BEGIN RECORD LIST

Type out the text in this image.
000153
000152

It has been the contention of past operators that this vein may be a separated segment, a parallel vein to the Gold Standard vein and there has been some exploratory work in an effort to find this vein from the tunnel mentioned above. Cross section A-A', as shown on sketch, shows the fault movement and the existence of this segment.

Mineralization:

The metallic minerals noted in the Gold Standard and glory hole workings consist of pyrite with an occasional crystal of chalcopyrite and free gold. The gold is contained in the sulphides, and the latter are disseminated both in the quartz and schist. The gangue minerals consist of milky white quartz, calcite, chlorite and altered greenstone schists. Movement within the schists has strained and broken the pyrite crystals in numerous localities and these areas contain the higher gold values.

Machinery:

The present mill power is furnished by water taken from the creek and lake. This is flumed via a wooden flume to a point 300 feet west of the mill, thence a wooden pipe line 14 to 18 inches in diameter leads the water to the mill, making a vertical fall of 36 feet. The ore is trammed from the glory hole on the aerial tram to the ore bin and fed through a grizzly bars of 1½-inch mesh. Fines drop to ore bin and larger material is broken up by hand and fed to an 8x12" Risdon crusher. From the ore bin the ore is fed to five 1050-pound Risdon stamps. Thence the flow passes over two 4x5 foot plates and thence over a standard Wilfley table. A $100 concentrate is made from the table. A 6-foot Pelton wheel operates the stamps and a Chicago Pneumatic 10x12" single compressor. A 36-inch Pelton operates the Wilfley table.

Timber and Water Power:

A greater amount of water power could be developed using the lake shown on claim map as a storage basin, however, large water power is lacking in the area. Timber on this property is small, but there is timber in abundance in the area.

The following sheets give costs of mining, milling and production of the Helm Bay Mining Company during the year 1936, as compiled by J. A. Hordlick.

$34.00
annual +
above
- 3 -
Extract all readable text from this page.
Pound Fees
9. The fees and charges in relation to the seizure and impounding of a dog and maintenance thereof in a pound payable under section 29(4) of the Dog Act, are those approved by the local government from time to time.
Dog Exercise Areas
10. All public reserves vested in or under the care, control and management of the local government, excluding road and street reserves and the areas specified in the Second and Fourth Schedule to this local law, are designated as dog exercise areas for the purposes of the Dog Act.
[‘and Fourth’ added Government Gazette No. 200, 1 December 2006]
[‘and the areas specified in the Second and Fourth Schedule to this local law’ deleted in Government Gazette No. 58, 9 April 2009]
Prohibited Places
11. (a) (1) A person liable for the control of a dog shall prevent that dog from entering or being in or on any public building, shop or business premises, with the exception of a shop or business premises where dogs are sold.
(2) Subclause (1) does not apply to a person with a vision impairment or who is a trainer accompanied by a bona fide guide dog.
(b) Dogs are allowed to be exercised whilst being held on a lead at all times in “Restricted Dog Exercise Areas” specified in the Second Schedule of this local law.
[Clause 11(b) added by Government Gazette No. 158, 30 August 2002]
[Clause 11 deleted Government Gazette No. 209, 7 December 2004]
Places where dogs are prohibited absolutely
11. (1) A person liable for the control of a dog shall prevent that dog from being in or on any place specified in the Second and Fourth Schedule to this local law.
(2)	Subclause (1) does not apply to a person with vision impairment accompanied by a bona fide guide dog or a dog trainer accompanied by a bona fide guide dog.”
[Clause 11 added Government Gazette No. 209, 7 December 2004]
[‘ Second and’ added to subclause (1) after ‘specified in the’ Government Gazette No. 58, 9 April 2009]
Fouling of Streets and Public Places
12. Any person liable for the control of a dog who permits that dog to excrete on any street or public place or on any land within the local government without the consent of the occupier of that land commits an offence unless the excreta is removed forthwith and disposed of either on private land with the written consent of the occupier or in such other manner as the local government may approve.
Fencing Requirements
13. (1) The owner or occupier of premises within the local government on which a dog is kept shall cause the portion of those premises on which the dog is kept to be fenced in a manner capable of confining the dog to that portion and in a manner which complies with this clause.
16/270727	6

END RECORD LIST

DIRECTIONS FOR THIS TASK ▸
Copy each record from above exactly, and include every line.

EXERCISE SOLUTION ▸
Type out the text in this image.
000153
000152

It has been the contention of past operators that this vein may be a separated segment, a parallel vein to the Gold Standard vein and there has been some exploratory work in an effort to find this vein from the tunnel mentioned above. Cross section A-A', as shown on sketch, shows the fault movement and the existence of this segment.

Mineralization:

The metallic minerals noted in the Gold Standard and glory hole workings consist of pyrite with an occasional crystal of chalcopyrite and free gold. The gold is contained in the sulphides, and the latter are disseminated both in the quartz and schist. The gangue minerals consist of milky white quartz, calcite, chlorite and altered greenstone schists. Movement within the schists has strained and broken the pyrite crystals in numerous localities and these areas contain the higher gold values.

Machinery:

The present mill power is furnished by water taken from the creek and lake. This is flumed via a wooden flume to a point 300 feet west of the mill, thence a wooden pipe line 14 to 18 inches in diameter leads the water to the mill, making a vertical fall of 36 feet. The ore is trammed from the glory hole on the aerial tram to the ore bin and fed through a grizzly bars of 1½-inch mesh. Fines drop to ore bin and larger material is broken up by hand and fed to an 8x12" Risdon crusher. From the ore bin the ore is fed to five 1050-pound Risdon stamps. Thence the flow passes over two 4x5 foot plates and thence over a standard Wilfley table. A $100 concentrate is made from the table. A 6-foot Pelton wheel operates the stamps and a Chicago Pneumatic 10x12" single compressor. A 36-inch Pelton operates the Wilfley table.

Timber and Water Power:

A greater amount of water power could be developed using the lake shown on claim map as a storage basin, however, large water power is lacking in the area. Timber on this property is small, but there is timber in abundance in the area.

The following sheets give costs of mining, milling and production of the Helm Bay Mining Company during the year 1936, as compiled by J. A. Hordlick.

$34.00
annual +
above
- 3 -
Extract all readable text from this page.
Pound Fees
9. The fees and charges in relation to the seizure and impounding of a dog and maintenance thereof in a pound payable under section 29(4) of the Dog Act, are those approved by the local government from time to time.
Dog Exercise Areas
10. All public reserves vested in or under the care, control and management of the local government, excluding road and street reserves and the areas specified in the Second and Fourth Schedule to this local law, are designated as dog exercise areas for the purposes of the Dog Act.
[‘and Fourth’ added Government Gazette No. 200, 1 December 2006]
[‘and the areas specified in the Second and Fourth Schedule to this local law’ deleted in Government Gazette No. 58, 9 April 2009]
Prohibited Places
11. (a) (1) A person liable for the control of a dog shall prevent that dog from entering or being in or on any public building, shop or business premises, with the exception of a shop or business premises where dogs are sold.
(2) Subclause (1) does not apply to a person with a vision impairment or who is a trainer accompanied by a bona fide guide dog.
(b) Dogs are allowed to be exercised whilst being held on a lead at all times in “Restricted Dog Exercise Areas” specified in the Second Schedule of this local law.
[Clause 11(b) added by Government Gazette No. 158, 30 August 2002]
[Clause 11 deleted Government Gazette No. 209, 7 December 2004]
Places where dogs are prohibited absolutely
11. (1) A person liable for the control of a dog shall prevent that dog from being in or on any place specified in the Second and Fourth Schedule to this local law.
(2)	Subclause (1) does not apply to a person with vision impairment accompanied by a bona fide guide dog or a dog trainer accompanied by a bona fide guide dog.”
[Clause 11 added Government Gazette No. 209, 7 December 2004]
[‘ Second and’ added to subclause (1) after ‘specified in the’ Government Gazette No. 58, 9 April 2009]
Fouling of Streets and Public Places
12. Any person liable for the control of a dog who permits that dog to excrete on any street or public place or on any land within the local government without the consent of the occupier of that land commits an offence unless the excreta is removed forthwith and disposed of either on private land with the written consent of the occupier or in such other manner as the local government may approve.
Fencing Requirements
13. (1) The owner or occupier of premises within the local government on which a dog is kept shall cause the portion of those premises on which the dog is kept to be fenced in a manner capable of confining the dog to that portion and in a manner which complies with this clause.
16/270727	6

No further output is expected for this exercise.